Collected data
┌────────

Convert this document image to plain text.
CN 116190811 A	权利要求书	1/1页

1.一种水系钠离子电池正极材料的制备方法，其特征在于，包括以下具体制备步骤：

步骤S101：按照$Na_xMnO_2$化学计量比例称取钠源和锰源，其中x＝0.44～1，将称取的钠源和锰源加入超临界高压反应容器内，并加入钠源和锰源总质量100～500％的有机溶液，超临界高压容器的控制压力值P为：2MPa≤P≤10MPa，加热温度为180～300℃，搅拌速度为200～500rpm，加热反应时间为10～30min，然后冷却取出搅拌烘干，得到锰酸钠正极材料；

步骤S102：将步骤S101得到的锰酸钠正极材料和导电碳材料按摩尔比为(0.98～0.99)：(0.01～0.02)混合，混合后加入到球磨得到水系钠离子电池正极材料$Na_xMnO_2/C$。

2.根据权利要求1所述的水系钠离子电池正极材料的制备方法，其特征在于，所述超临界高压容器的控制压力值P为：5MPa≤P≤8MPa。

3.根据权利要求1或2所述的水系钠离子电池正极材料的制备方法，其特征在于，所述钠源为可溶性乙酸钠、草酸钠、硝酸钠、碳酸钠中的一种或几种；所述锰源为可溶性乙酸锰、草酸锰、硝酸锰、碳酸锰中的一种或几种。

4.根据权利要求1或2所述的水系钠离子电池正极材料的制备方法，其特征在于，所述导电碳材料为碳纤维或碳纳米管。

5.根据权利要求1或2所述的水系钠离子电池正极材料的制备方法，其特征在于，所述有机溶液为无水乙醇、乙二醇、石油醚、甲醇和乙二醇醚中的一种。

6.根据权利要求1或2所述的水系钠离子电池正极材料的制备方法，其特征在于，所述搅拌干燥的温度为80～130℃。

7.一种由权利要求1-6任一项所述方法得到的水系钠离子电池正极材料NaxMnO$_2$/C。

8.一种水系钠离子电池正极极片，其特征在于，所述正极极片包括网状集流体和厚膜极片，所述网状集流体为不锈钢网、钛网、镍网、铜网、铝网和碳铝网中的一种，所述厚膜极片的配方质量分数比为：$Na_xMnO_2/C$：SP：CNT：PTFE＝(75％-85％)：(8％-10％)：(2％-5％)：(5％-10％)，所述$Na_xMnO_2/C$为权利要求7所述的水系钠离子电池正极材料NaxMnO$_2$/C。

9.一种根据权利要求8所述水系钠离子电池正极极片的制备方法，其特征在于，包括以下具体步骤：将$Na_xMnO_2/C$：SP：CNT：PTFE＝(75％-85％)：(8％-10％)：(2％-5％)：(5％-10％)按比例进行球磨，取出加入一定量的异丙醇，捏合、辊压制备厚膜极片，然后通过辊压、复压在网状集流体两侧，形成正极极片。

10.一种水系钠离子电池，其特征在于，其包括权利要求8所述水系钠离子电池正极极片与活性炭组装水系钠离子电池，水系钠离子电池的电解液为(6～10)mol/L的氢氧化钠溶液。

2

└────────

Where a line above contains the word "其特征在于", copy that line.

1.一种水系钠离子电池正极材料的制备方法，其特征在于，包括以下具体制备步骤：
2.根据权利要求1所述的水系钠离子电池正极材料的制备方法，其特征在于，所述超临界高压容器的控制压力值P为：5MPa≤P≤8MPa。
3.根据权利要求1或2所述的水系钠离子电池正极材料的制备方法，其特征在于，所述钠源为可溶性乙酸钠、草酸钠、硝酸钠、碳酸钠中的一种或几种；所述锰源为可溶性乙酸锰、草酸锰、硝酸锰、碳酸锰中的一种或几种。
4.根据权利要求1或2所述的水系钠离子电池正极材料的制备方法，其特征在于，所述导电碳材料为碳纤维或碳纳米管。
5.根据权利要求1或2所述的水系钠离子电池正极材料的制备方法，其特征在于，所述有机溶液为无水乙醇、乙二醇、石油醚、甲醇和乙二醇醚中的一种。
6.根据权利要求1或2所述的水系钠离子电池正极材料的制备方法，其特征在于，所述搅拌干燥的温度为80～130℃。
8.一种水系钠离子电池正极极片，其特征在于，所述正极极片包括网状集流体和厚膜极片，所述网状集流体为不锈钢网、钛网、镍网、铜网、铝网和碳铝网中的一种，所述厚膜极片的配方质量分数比为：$Na_xMnO_2/C$：SP：CNT：PTFE＝(75％-85％)：(8％-10％)：(2％-5％)：(5％-10％)，所述$Na_xMnO_2/C$为权利要求7所述的水系钠离子电池正极材料NaxMnO$_2$/C。
9.一种根据权利要求8所述水系钠离子电池正极极片的制备方法，其特征在于，包括以下具体步骤：将$Na_xMnO_2/C$：SP：CNT：PTFE＝(75％-85％)：(8％-10％)：(2％-5％)：(5％-10％)按比例进行球磨，取出加入一定量的异丙醇，捏合、辊压制备厚膜极片，然后通过辊压、复压在网状集流体两侧，形成正极极片。
10.一种水系钠离子电池，其特征在于，其包括权利要求8所述水系钠离子电池正极极片与活性炭组装水系钠离子电池，水系钠离子电池的电解液为(6～10)mol/L的氢氧化钠溶液。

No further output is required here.